**THE EXERCISE:** Pull out every line in the data that has the string "нужно" in it.

---------- ENTRIES PROVIDED ----------

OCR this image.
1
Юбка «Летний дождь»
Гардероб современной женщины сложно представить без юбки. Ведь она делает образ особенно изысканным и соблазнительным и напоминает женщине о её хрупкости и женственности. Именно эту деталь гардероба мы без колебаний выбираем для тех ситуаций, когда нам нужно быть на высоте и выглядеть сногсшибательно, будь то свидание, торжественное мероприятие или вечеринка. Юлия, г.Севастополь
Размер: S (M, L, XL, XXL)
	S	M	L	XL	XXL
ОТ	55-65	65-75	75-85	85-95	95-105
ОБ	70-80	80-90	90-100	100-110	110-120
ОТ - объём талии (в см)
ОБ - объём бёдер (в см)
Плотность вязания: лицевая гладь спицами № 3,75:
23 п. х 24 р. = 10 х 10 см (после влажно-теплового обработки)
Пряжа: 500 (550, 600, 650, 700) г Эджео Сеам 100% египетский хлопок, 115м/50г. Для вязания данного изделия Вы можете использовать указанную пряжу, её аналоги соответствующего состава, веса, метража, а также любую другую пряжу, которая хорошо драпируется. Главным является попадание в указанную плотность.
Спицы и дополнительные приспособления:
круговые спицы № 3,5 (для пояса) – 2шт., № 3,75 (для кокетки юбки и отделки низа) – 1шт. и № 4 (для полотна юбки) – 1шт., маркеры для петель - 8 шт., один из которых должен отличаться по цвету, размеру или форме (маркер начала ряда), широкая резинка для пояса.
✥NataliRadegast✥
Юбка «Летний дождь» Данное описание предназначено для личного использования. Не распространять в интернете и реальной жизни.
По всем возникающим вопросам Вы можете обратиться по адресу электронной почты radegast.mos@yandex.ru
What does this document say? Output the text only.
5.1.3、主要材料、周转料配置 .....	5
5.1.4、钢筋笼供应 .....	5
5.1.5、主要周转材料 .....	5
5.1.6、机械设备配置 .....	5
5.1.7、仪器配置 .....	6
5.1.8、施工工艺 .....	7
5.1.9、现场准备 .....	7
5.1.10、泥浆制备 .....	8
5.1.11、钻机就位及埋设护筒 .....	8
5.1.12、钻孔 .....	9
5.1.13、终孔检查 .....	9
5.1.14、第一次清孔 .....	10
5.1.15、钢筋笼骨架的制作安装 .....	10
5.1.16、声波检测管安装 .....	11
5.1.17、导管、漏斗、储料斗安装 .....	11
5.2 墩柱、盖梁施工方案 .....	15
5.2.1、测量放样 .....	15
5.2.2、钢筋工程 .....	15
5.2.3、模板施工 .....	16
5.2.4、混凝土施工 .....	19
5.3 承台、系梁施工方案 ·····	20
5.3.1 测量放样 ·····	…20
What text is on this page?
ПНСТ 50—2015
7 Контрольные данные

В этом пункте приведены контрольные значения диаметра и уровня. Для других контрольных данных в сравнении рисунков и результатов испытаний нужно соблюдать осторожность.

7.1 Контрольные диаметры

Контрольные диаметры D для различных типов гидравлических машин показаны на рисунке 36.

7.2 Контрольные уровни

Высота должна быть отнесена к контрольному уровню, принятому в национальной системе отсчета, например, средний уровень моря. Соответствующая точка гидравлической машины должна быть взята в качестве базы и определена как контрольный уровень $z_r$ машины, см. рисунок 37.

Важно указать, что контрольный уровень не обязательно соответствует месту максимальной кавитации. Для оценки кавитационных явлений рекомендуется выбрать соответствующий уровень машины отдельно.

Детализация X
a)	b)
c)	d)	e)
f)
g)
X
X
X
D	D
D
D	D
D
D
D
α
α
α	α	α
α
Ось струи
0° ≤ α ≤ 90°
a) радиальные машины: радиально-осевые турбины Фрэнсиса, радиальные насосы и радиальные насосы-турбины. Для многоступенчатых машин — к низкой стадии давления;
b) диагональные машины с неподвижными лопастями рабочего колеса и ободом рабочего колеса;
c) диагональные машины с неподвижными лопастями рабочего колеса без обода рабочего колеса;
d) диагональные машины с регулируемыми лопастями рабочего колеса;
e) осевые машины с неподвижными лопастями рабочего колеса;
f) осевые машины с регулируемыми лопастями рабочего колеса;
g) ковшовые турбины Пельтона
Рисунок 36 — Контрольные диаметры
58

----------

**RIGHT ANSWER:**
Гардероб современной женщины сложно представить без юбки. Ведь она делает образ особенно изысканным и соблазнительным и напоминает женщине о её хрупкости и женственности. Именно эту деталь гардероба мы без колебаний выбираем для тех ситуаций, когда нам нужно быть на высоте и выглядеть сногсшибательно, будь то свидание, торжественное мероприятие или вечеринка. Юлия, г.Севастополь
В этом пункте приведены контрольные значения диаметра и уровня. Для других контрольных данных в сравнении рисунков и результатов испытаний нужно соблюдать осторожность.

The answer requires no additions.